== Extracted entries
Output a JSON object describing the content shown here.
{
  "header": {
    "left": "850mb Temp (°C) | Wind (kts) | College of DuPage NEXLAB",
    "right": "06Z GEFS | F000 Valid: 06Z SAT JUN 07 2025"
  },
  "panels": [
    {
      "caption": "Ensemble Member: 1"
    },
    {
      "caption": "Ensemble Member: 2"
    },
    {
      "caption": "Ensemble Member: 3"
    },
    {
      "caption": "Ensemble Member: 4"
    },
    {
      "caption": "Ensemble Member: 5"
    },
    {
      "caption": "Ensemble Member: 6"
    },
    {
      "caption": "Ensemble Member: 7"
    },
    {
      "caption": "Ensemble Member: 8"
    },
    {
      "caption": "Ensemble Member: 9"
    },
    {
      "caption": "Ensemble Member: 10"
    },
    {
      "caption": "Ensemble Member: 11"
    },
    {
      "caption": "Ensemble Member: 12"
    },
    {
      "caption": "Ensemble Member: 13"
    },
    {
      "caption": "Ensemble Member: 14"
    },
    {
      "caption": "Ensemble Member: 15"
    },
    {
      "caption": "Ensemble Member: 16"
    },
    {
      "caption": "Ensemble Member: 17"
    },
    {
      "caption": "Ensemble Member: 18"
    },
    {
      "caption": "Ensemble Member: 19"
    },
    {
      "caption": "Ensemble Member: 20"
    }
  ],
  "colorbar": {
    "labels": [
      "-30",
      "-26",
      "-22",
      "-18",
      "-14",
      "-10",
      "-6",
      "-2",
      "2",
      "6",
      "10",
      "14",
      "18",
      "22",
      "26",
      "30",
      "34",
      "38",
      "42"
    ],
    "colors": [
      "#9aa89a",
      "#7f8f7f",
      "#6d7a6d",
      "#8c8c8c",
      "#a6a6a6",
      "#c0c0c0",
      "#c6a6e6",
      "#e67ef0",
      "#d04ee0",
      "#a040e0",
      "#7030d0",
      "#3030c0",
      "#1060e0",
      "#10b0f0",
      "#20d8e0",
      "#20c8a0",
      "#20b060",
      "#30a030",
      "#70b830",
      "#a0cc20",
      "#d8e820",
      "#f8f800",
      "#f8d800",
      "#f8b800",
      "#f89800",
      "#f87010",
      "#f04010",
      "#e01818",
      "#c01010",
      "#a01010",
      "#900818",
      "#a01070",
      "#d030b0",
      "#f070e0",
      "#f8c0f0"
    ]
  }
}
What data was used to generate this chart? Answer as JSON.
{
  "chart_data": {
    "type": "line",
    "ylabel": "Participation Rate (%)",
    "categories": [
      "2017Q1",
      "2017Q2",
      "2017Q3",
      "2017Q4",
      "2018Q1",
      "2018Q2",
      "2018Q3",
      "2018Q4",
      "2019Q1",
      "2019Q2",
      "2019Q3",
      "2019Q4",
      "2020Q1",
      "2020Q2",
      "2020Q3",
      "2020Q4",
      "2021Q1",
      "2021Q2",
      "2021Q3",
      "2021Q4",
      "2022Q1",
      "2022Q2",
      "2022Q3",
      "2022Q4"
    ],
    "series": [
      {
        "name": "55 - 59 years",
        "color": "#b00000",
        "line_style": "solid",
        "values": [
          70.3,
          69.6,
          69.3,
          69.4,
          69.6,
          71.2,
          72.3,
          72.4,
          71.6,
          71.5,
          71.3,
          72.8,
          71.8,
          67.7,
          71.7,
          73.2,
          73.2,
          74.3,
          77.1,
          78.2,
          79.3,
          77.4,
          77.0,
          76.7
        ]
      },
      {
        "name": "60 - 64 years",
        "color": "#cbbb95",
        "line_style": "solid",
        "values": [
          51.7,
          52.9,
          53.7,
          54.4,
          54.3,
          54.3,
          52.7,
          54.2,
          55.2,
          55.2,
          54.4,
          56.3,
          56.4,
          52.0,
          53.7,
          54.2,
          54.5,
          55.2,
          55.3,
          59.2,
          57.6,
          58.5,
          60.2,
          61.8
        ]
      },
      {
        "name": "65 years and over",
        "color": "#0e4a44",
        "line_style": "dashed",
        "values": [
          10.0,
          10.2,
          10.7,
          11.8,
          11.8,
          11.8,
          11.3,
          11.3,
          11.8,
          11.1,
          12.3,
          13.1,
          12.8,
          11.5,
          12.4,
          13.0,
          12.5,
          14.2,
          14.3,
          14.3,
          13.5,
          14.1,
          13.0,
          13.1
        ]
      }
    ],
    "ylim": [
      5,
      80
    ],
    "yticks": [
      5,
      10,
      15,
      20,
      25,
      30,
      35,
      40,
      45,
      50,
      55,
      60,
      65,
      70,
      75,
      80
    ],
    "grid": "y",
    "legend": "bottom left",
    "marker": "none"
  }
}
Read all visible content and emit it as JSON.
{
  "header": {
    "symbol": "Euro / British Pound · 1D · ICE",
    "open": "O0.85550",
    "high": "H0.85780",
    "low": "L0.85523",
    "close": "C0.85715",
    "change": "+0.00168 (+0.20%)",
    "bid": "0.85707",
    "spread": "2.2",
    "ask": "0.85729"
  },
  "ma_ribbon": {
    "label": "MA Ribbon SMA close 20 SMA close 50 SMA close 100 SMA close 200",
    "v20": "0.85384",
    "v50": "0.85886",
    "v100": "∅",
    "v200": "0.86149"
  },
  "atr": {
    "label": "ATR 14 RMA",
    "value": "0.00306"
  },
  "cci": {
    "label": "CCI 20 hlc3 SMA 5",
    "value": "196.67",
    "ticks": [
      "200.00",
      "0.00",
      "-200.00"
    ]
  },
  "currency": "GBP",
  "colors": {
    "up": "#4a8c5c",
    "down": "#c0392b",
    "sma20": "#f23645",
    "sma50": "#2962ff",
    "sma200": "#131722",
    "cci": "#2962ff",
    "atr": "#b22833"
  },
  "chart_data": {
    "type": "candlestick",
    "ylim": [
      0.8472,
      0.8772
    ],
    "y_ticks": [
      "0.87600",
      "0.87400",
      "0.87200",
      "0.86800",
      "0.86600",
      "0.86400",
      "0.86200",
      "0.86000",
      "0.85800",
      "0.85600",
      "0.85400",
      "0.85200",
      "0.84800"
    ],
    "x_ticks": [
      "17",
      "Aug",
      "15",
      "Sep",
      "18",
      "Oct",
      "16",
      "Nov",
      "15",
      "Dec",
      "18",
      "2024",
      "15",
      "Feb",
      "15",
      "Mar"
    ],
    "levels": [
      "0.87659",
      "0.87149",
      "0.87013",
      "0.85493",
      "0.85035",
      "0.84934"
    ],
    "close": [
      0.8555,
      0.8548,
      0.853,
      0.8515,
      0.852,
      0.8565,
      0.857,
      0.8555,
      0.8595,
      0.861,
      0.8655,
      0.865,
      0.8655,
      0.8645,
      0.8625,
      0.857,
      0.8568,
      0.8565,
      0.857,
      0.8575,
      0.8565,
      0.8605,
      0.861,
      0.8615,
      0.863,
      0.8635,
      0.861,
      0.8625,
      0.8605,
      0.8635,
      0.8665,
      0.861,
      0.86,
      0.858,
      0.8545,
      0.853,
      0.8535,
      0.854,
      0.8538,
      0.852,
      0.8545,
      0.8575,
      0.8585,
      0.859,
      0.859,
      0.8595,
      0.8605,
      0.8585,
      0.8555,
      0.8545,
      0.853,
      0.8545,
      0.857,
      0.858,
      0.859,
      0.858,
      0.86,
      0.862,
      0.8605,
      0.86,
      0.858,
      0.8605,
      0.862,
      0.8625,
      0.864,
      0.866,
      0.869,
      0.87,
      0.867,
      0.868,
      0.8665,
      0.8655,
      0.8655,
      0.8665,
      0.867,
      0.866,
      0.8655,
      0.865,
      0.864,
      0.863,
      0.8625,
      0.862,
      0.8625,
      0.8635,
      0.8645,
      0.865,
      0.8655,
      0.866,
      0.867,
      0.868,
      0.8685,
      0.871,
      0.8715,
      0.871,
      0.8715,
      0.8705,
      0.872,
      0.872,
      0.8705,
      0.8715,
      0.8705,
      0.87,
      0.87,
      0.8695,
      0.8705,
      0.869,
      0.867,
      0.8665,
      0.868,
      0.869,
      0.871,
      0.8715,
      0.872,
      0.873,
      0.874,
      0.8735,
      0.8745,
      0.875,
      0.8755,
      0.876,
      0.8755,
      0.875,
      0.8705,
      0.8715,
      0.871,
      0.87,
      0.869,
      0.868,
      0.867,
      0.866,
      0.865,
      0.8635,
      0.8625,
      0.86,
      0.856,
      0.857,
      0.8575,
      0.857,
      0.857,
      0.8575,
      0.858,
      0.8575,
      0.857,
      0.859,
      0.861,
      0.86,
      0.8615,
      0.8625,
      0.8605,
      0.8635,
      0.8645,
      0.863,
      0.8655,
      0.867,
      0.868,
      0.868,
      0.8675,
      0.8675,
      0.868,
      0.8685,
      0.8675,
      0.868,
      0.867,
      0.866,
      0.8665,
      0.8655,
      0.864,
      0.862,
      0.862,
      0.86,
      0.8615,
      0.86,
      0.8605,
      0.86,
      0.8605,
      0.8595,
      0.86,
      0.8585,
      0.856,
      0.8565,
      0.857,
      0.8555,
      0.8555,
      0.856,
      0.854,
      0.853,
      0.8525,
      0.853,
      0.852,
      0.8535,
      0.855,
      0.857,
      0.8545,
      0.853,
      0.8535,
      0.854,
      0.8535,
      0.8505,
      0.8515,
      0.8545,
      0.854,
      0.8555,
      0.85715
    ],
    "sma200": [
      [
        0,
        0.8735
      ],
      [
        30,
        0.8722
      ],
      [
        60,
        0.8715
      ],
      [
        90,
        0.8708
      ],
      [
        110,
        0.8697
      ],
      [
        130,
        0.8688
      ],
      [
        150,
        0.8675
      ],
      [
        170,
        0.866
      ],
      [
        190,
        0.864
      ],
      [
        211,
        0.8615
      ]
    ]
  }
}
====
Pull out each line of the entries that contains "JSON".

Output a JSON object describing the content shown here.
What data was used to generate this chart? Answer as JSON.
Read all visible content and emit it as JSON.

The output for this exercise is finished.